→ Soal Latihan A: Salin utuh teks berita tentang gugatan terhadap Menteri Kebudayaan Fadli Zon tanpa mengubah apa pun.
→ Soal Latihan B: Tulis ulang tanpa perubahan semua baris catatan, mulai dari baris pertama catatan sampai dengan baris yang memuat "new-button[interactable]: New <box>5".

→ Kutipan:
•••

Sebut Tak Ada Pemerkosaan Massal Mei 1998, Menteri Kebudayaan Fadli Zon Digugat ke PTUN
Koalisi Masyarakat Sipil Melawan Impunitas menggugat Menteri Kebudayaan Fadli Zon atas pernyataannya menyangkal pemerkosaan massal Mei 1998
SERAMBINEWS.COM - Menteri Kebudayaan Fadli Zon menghadapi kecaman publik karena mengatakan tidak ada pemerkosaan massal pada kerusuhan Mei 1998.
Fadli Zon memberikan pernyataan bahwa pemerkosaan massal dalam tragedi Mei 1998 itu tidak ada.
Dalam program Real Talk with Uni Lubis, Senin (8/6/2025), dia mengatakan bahwa kejadian tersebut hanyalah rumor yang tidak bisa diverifikasi kebenarannya karena tidak ada bukti.
"Nah, ada perkosaan massal? Betul, enggak ada perkosaan massal. Kata siapa itu? Enggak pernah ada proof-nya (bukti). Itu adalah cerita. Kalau ada, tunjukkan. Ada enggak di dalam buku sejarah itu? Enggak pernah ada," ujar Fadli Zon.
Pernyataan ini pun menuai tanggapan dari banyak pihak yang menganggap Fadli Zon sangat keliru.
Sebab, terdapat bukti-bukti yang jelas mengenai pemerkosaan massal dalam kerusuhan Mei 1998.
Kini Fadli Zon digugat atas pernyataan kontroversialnya tersebut.
Koalisi Masyarakat Sipil Melawan Impunitas menggugat Menteri Kebudayaan Fadli Zon atas pernyataannya yang dinilai menyangkal pemerkosaan massal Mei 1998 beberapa waktu lalu.

•••

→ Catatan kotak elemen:
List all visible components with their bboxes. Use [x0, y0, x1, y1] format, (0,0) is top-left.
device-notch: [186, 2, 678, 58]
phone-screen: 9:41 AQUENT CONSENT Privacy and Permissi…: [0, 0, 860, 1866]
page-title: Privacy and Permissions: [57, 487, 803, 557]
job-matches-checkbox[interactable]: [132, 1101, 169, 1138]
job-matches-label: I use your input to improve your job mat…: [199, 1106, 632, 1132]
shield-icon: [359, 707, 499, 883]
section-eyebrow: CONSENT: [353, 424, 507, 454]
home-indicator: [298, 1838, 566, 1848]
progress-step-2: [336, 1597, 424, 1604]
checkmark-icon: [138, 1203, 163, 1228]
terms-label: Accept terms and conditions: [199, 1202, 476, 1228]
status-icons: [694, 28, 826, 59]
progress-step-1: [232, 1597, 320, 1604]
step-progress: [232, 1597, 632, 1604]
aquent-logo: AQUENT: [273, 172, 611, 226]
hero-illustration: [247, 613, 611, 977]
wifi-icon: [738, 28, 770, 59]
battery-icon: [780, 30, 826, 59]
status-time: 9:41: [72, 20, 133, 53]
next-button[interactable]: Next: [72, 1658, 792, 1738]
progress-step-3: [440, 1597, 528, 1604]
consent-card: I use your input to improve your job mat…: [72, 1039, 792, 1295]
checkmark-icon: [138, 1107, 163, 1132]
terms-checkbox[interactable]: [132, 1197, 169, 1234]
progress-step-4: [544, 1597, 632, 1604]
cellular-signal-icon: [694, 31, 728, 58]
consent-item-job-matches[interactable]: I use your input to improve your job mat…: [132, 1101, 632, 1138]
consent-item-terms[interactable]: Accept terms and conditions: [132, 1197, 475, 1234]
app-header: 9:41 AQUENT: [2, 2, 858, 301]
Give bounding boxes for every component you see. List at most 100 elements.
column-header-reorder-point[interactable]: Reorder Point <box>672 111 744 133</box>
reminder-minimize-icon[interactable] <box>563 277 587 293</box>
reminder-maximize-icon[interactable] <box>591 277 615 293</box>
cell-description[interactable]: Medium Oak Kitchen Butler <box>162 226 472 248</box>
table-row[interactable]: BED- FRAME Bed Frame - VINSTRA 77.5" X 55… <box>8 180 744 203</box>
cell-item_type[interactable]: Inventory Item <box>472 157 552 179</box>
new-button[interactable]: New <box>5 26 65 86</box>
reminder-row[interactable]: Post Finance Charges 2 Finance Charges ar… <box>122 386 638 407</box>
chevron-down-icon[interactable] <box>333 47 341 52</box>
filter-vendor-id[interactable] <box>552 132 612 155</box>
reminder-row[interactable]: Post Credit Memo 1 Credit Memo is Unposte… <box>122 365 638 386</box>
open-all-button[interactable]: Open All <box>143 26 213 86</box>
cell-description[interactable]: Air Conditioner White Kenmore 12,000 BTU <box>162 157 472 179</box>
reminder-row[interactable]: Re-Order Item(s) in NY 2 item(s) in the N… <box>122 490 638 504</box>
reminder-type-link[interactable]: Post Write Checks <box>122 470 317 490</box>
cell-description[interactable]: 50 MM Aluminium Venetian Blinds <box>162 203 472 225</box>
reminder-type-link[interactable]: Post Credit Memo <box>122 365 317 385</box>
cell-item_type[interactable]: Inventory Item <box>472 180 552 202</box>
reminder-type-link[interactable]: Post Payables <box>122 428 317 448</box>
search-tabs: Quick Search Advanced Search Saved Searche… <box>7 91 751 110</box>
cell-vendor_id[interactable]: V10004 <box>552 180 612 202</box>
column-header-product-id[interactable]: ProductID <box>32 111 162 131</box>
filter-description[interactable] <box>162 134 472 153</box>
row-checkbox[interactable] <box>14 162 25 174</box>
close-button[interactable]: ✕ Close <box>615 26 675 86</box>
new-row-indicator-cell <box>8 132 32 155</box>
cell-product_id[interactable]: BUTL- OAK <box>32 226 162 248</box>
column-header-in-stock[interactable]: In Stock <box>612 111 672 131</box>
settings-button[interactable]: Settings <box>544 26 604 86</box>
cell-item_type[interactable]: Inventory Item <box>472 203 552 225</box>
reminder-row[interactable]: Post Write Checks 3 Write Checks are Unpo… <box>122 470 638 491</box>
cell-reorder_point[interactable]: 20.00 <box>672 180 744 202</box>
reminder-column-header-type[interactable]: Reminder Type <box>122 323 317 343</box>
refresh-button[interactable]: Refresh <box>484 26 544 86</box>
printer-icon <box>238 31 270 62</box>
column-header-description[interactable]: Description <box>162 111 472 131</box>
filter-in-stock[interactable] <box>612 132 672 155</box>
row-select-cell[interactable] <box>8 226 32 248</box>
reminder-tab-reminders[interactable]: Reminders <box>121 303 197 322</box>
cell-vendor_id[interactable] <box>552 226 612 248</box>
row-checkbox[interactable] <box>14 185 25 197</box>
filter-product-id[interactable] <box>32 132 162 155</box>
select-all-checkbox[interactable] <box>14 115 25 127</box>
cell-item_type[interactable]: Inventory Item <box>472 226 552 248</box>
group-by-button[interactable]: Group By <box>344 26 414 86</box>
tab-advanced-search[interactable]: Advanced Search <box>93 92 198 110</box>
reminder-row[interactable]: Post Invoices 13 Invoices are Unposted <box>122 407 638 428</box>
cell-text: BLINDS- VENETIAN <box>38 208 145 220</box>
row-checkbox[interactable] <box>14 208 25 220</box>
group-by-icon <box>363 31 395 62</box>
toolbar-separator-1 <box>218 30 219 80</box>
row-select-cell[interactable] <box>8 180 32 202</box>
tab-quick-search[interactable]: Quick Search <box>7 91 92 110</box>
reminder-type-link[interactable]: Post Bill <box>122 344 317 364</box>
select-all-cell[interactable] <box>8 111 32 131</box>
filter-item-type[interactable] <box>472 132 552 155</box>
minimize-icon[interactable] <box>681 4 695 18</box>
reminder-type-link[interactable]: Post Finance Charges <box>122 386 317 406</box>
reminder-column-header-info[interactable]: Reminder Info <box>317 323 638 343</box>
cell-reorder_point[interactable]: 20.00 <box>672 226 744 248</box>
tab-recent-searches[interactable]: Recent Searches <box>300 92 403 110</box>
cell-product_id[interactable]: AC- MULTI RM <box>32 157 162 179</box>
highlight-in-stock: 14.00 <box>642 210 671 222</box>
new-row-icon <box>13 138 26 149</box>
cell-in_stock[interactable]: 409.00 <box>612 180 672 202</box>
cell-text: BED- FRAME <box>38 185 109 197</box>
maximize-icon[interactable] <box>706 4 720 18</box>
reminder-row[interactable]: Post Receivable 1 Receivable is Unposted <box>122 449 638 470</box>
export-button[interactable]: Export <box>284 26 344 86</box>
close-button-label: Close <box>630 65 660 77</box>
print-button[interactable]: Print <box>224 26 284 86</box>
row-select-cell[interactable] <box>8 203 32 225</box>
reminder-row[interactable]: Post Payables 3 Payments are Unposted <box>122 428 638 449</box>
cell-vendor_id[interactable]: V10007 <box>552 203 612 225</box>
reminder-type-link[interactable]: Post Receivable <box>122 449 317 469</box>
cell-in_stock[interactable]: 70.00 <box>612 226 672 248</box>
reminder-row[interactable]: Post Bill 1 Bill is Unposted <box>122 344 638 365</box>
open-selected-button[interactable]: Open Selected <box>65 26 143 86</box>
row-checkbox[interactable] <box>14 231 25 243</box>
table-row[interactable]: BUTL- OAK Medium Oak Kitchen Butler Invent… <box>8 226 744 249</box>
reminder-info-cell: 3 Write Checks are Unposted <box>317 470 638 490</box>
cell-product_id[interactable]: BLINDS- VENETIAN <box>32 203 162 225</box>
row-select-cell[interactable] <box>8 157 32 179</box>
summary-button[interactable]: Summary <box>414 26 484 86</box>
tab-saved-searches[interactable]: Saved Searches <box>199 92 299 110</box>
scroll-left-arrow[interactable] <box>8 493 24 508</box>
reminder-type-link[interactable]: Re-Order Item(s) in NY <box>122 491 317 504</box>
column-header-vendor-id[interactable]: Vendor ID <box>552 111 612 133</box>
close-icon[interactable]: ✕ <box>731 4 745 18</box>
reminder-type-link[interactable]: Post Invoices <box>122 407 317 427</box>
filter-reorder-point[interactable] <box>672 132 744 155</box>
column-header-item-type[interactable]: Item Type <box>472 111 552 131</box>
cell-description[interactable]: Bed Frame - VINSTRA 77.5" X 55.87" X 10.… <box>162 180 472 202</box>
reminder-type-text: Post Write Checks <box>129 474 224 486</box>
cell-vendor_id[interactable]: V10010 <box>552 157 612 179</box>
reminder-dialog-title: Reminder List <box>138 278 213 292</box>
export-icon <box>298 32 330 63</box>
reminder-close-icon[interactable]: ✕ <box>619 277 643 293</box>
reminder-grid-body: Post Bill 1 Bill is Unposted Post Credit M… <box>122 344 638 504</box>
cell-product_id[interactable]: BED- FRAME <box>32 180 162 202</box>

•••

→ Jawaban Tertulis A:
Sebut Tak Ada Pemerkosaan Massal Mei 1998, Menteri Kebudayaan Fadli Zon Digugat ke PTUN
Koalisi Masyarakat Sipil Melawan Impunitas menggugat Menteri Kebudayaan Fadli Zon atas pernyataannya menyangkal pemerkosaan massal Mei 1998
SERAMBINEWS.COM - Menteri Kebudayaan Fadli Zon menghadapi kecaman publik karena mengatakan tidak ada pemerkosaan massal pada kerusuhan Mei 1998.
Fadli Zon memberikan pernyataan bahwa pemerkosaan massal dalam tragedi Mei 1998 itu tidak ada.
Dalam program Real Talk with Uni Lubis, Senin (8/6/2025), dia mengatakan bahwa kejadian tersebut hanyalah rumor yang tidak bisa diverifikasi kebenarannya karena tidak ada bukti.
"Nah, ada perkosaan massal? Betul, enggak ada perkosaan massal. Kata siapa itu? Enggak pernah ada proof-nya (bukti). Itu adalah cerita. Kalau ada, tunjukkan. Ada enggak di dalam buku sejarah itu? Enggak pernah ada," ujar Fadli Zon.
Pernyataan ini pun menuai tanggapan dari banyak pihak yang menganggap Fadli Zon sangat keliru.
Sebab, terdapat bukti-bukti yang jelas mengenai pemerkosaan massal dalam kerusuhan Mei 1998.
Kini Fadli Zon digugat atas pernyataan kontroversialnya tersebut.
Koalisi Masyarakat Sipil Melawan Impunitas menggugat Menteri Kebudayaan Fadli Zon atas pernyataannya yang dinilai menyangkal pemerkosaan massal Mei 1998 beberapa waktu lalu.

→ Jawaban Tertulis B:
List all visible components with their bboxes. Use [x0, y0, x1, y1] format, (0,0) is top-left.
device-notch: [186, 2, 678, 58]
phone-screen: 9:41 AQUENT CONSENT Privacy and Permissi…: [0, 0, 860, 1866]
page-title: Privacy and Permissions: [57, 487, 803, 557]
job-matches-checkbox[interactable]: [132, 1101, 169, 1138]
job-matches-label: I use your input to improve your job mat…: [199, 1106, 632, 1132]
shield-icon: [359, 707, 499, 883]
section-eyebrow: CONSENT: [353, 424, 507, 454]
home-indicator: [298, 1838, 566, 1848]
progress-step-2: [336, 1597, 424, 1604]
checkmark-icon: [138, 1203, 163, 1228]
terms-label: Accept terms and conditions: [199, 1202, 476, 1228]
status-icons: [694, 28, 826, 59]
progress-step-1: [232, 1597, 320, 1604]
step-progress: [232, 1597, 632, 1604]
aquent-logo: AQUENT: [273, 172, 611, 226]
hero-illustration: [247, 613, 611, 977]
wifi-icon: [738, 28, 770, 59]
battery-icon: [780, 30, 826, 59]
status-time: 9:41: [72, 20, 133, 53]
next-button[interactable]: Next: [72, 1658, 792, 1738]
progress-step-3: [440, 1597, 528, 1604]
consent-card: I use your input to improve your job mat…: [72, 1039, 792, 1295]
checkmark-icon: [138, 1107, 163, 1132]
terms-checkbox[interactable]: [132, 1197, 169, 1234]
progress-step-4: [544, 1597, 632, 1604]
cellular-signal-icon: [694, 31, 728, 58]
consent-item-job-matches[interactable]: I use your input to improve your job mat…: [132, 1101, 632, 1138]
consent-item-terms[interactable]: Accept terms and conditions: [132, 1197, 475, 1234]
app-header: 9:41 AQUENT: [2, 2, 858, 301]
Give bounding boxes for every component you see. List at most 100 elements.
column-header-reorder-point[interactable]: Reorder Point <box>672 111 744 133</box>
reminder-minimize-icon[interactable] <box>563 277 587 293</box>
reminder-maximize-icon[interactable] <box>591 277 615 293</box>
cell-description[interactable]: Medium Oak Kitchen Butler <box>162 226 472 248</box>
table-row[interactable]: BED- FRAME Bed Frame - VINSTRA 77.5" X 55… <box>8 180 744 203</box>
cell-item_type[interactable]: Inventory Item <box>472 157 552 179</box>
new-button[interactable]: New <box>5 26 65 86</box>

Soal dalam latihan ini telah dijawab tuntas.